Data entries

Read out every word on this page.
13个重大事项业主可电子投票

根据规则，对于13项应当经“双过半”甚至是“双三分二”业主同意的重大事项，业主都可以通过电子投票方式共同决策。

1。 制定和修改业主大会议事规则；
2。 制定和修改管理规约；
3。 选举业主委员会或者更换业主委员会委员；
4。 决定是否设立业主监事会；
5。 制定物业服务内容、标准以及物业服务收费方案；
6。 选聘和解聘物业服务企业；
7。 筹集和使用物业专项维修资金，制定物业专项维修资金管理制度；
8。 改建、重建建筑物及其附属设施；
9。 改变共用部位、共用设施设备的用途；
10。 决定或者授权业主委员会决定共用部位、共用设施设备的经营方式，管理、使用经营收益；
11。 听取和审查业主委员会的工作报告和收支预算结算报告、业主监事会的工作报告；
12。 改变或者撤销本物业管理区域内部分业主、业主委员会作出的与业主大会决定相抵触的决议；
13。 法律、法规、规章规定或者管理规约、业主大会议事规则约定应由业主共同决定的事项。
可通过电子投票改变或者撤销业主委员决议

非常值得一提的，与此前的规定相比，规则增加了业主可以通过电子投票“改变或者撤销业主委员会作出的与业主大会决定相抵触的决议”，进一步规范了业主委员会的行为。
* * *
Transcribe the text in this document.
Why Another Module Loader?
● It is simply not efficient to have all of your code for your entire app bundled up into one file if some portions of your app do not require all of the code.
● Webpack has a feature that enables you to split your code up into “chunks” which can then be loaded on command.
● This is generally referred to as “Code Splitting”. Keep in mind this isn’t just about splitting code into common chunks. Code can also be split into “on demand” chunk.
...
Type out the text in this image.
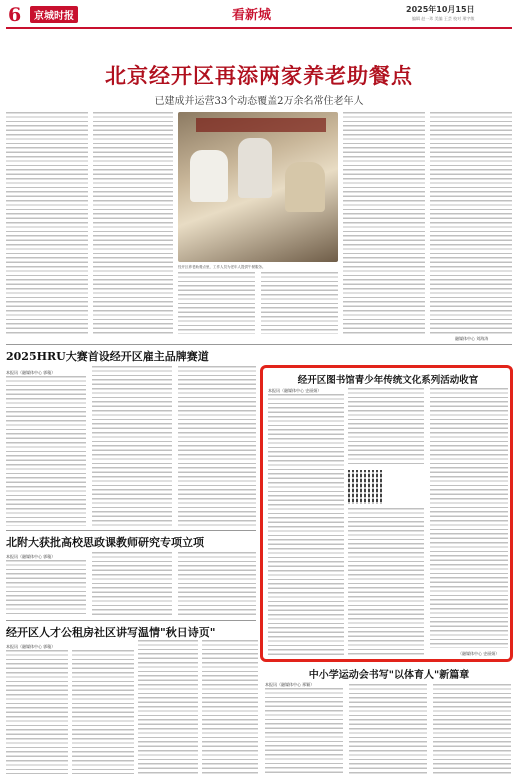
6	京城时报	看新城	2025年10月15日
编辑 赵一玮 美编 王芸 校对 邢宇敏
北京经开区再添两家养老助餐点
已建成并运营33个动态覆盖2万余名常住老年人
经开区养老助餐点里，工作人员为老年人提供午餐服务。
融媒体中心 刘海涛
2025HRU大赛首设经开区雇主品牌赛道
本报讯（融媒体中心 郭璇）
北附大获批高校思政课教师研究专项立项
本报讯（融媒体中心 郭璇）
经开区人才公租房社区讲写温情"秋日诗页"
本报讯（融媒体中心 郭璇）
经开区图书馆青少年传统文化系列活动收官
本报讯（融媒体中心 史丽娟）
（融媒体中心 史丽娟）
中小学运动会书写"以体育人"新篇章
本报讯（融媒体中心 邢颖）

AIM OF THE EXERCISE
In the data above, tally the lines holding "融媒体中心" and answer with the figure only.

WRITTEN ANSWER
7